- Prompt
Return the records that follow unaltered. Omit every picture.
-- BEGIN Materials provided --
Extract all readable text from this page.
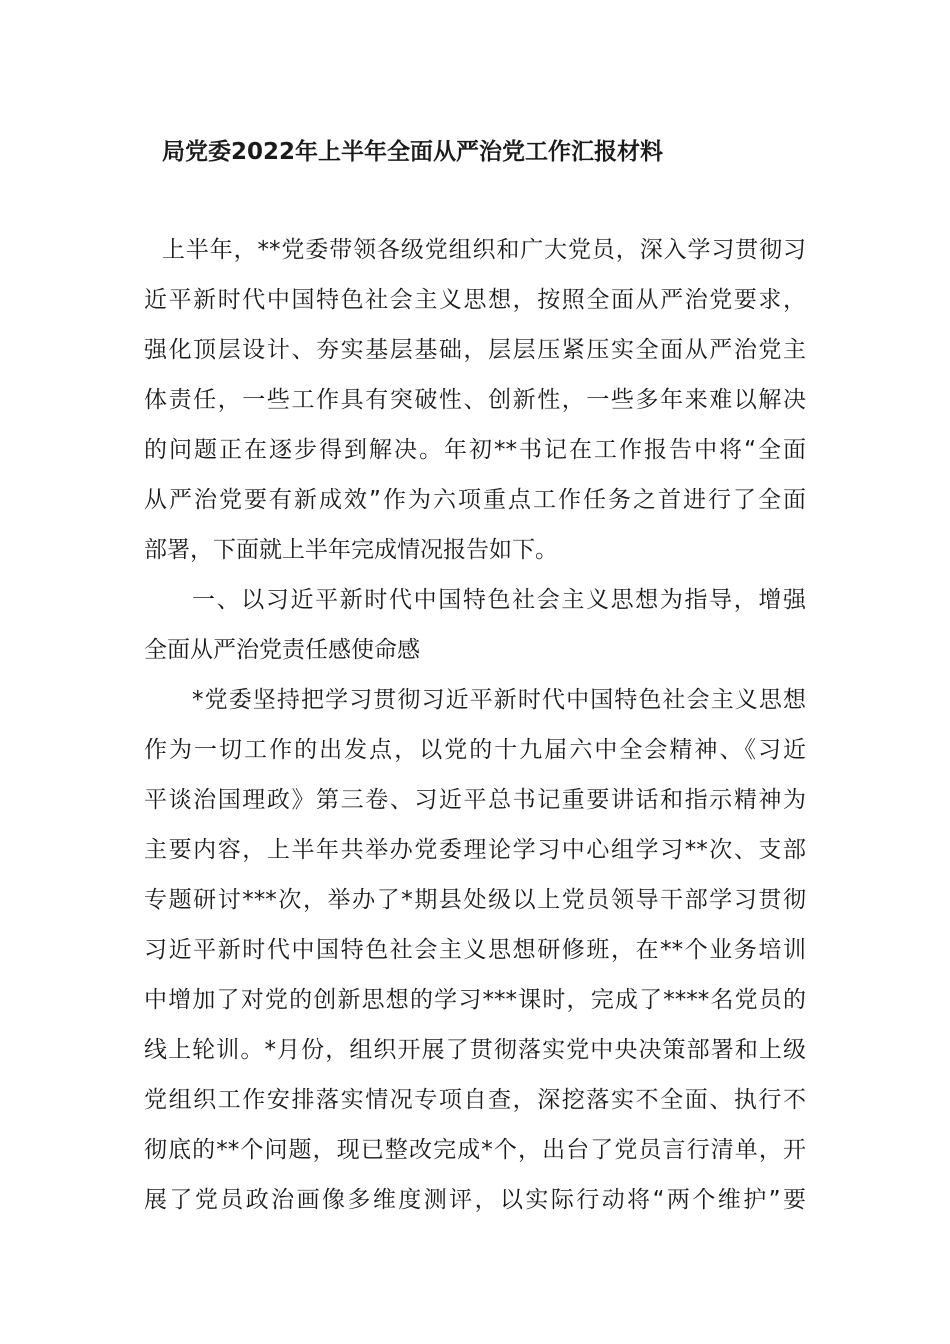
局党委2022年上半年全面从严治党工作汇报材料
上半年，**党委带领各级党组织和广大党员，深入学习贯彻习
近平新时代中国特色社会主义思想，按照全面从严治党要求，
强化顶层设计、夯实基层基础，层层压紧压实全面从严治党主
体责任，一些工作具有突破性、创新性，一些多年来难以解决
的问题正在逐步得到解决。年初**书记在工作报告中将“全面
从严治党要有新成效”作为六项重点工作任务之首进行了全面
部署，下面就上半年完成情况报告如下。
一、以习近平新时代中国特色社会主义思想为指导，增强
全面从严治党责任感使命感
*党委坚持把学习贯彻习近平新时代中国特色社会主义思想
作为一切工作的出发点，以党的十九届六中全会精神、《习近
平谈治国理政》第三卷、习近平总书记重要讲话和指示精神为
主要内容，上半年共举办党委理论学习中心组学习**次、支部
专题研讨***次，举办了*期县处级以上党员领导干部学习贯彻
习近平新时代中国特色社会主义思想研修班，在**个业务培训
中增加了对党的创新思想的学习***课时，完成了****名党员的
线上轮训。*月份，组织开展了贯彻落实党中央决策部署和上级
党组织工作安排落实情况专项自查，深挖落实不全面、执行不
彻底的**个问题，现已整改完成*个，出台了党员言行清单，开
展了党员政治画像多维度测评，以实际行动将“两个维护”要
-- END Materials provided --
- Exercise solution
Extract all readable text from this page.
局党委2022年上半年全面从严治党工作汇报材料
上半年，**党委带领各级党组织和广大党员，深入学习贯彻习
近平新时代中国特色社会主义思想，按照全面从严治党要求，
强化顶层设计、夯实基层基础，层层压紧压实全面从严治党主
体责任，一些工作具有突破性、创新性，一些多年来难以解决
的问题正在逐步得到解决。年初**书记在工作报告中将“全面
从严治党要有新成效”作为六项重点工作任务之首进行了全面
部署，下面就上半年完成情况报告如下。
一、以习近平新时代中国特色社会主义思想为指导，增强
全面从严治党责任感使命感
*党委坚持把学习贯彻习近平新时代中国特色社会主义思想
作为一切工作的出发点，以党的十九届六中全会精神、《习近
平谈治国理政》第三卷、习近平总书记重要讲话和指示精神为
主要内容，上半年共举办党委理论学习中心组学习**次、支部
专题研讨***次，举办了*期县处级以上党员领导干部学习贯彻
习近平新时代中国特色社会主义思想研修班，在**个业务培训
中增加了对党的创新思想的学习***课时，完成了****名党员的
线上轮训。*月份，组织开展了贯彻落实党中央决策部署和上级
党组织工作安排落实情况专项自查，深挖落实不全面、执行不
彻底的**个问题，现已整改完成*个，出台了党员言行清单，开
展了党员政治画像多维度测评，以实际行动将“两个维护”要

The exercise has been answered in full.